● **SHORT EXERCISE**: Select from the records below every line that has the word "vatten" in it.

= = = = = = =

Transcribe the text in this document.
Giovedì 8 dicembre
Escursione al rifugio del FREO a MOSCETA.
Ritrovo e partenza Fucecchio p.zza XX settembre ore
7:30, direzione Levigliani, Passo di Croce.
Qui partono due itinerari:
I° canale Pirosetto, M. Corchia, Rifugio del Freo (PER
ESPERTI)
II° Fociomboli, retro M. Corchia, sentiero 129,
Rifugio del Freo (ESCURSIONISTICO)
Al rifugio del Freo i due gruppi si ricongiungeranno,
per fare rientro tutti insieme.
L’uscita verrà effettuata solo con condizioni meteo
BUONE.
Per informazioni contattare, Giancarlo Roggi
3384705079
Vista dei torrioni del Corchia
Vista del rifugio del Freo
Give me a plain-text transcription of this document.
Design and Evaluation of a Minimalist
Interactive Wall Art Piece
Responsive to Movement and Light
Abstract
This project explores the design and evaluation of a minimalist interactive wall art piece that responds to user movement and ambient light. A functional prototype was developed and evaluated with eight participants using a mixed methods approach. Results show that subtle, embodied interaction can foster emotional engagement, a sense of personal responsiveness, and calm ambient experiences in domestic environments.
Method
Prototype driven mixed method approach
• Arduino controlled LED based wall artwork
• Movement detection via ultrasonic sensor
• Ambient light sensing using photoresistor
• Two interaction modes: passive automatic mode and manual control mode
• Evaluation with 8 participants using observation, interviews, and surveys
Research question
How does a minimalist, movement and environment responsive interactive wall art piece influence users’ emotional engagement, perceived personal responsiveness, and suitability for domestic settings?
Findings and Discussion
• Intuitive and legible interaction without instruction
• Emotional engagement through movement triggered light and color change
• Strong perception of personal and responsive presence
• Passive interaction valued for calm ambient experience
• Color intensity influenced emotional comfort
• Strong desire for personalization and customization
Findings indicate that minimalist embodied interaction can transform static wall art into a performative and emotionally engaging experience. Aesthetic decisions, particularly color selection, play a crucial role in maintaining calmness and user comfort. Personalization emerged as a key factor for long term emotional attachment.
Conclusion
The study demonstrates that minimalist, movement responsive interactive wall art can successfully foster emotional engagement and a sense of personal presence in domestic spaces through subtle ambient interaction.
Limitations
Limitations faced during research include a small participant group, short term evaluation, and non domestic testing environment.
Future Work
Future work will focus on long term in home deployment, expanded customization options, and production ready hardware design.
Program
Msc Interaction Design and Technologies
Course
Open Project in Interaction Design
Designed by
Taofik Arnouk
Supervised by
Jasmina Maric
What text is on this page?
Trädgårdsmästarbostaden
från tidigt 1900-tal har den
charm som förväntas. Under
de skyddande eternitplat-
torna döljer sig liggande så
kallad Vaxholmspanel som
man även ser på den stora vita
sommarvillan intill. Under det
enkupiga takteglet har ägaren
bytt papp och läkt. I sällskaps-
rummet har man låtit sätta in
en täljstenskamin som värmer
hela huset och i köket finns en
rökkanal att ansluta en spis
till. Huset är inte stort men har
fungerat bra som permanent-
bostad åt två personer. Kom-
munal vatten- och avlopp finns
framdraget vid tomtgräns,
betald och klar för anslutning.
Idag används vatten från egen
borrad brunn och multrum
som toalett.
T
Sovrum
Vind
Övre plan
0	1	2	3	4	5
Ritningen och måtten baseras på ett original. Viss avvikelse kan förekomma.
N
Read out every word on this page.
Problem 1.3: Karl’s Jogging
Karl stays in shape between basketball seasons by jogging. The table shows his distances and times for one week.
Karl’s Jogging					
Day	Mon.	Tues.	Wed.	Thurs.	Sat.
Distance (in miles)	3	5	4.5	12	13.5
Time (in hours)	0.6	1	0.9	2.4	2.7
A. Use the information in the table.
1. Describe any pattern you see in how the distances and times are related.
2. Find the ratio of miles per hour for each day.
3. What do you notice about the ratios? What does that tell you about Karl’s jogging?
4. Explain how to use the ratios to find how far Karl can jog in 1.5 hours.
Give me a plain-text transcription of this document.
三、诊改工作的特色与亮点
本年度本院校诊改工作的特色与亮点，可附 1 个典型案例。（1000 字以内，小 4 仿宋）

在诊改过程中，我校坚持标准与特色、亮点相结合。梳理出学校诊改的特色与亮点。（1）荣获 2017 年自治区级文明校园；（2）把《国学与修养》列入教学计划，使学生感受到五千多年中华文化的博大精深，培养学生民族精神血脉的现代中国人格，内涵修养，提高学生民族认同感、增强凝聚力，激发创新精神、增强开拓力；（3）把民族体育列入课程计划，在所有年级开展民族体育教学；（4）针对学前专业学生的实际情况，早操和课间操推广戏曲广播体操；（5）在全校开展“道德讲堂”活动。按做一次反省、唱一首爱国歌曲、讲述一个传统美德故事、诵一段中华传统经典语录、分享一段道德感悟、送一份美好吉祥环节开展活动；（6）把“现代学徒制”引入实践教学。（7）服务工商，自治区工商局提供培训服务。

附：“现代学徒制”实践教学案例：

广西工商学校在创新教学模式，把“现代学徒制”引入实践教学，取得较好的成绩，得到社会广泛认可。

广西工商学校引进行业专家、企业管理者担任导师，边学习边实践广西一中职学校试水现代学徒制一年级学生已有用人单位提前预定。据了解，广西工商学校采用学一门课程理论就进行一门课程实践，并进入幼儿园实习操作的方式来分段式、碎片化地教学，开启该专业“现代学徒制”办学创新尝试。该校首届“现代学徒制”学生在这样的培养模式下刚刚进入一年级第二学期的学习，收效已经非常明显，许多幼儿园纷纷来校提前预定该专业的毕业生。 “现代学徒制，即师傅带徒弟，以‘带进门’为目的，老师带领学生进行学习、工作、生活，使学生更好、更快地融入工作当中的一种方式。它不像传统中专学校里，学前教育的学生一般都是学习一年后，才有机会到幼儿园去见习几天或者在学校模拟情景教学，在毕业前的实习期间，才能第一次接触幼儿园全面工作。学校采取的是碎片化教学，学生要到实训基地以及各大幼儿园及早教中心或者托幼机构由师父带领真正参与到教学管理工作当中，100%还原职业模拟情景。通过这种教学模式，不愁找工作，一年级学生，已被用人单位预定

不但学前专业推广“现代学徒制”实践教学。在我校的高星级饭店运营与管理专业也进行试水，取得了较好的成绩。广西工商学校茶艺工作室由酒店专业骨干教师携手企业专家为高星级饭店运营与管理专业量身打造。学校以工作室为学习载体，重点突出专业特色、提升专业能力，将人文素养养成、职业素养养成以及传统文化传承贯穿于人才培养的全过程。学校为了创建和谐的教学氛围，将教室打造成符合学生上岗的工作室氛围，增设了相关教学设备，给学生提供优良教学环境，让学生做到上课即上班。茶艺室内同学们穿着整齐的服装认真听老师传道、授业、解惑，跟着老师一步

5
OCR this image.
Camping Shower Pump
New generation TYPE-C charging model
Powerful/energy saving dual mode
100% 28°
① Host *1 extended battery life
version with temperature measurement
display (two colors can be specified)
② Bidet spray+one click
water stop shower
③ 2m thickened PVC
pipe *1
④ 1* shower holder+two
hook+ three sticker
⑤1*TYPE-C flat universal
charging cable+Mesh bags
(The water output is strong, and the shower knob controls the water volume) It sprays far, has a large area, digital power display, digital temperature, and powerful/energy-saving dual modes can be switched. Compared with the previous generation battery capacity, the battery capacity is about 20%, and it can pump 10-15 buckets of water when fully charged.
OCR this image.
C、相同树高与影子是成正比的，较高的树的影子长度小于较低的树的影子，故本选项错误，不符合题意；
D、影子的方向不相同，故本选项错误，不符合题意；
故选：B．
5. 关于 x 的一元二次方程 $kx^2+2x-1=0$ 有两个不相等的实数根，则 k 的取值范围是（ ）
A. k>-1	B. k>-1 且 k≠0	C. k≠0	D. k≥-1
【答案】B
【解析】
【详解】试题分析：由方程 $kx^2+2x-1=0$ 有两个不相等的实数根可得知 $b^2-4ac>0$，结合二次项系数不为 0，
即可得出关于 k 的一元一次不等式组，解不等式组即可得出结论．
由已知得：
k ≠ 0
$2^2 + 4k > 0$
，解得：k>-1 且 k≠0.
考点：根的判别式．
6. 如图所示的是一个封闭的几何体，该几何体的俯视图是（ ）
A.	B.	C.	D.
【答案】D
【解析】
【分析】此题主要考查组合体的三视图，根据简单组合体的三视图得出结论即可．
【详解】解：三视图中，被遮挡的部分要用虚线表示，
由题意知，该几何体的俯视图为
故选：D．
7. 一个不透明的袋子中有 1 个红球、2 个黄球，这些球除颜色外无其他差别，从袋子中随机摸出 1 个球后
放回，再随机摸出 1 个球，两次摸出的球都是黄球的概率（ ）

= = = = = = =

● **TASK SOLUTION**:
munal vatten- och avlopp finns
Idag används vatten från egen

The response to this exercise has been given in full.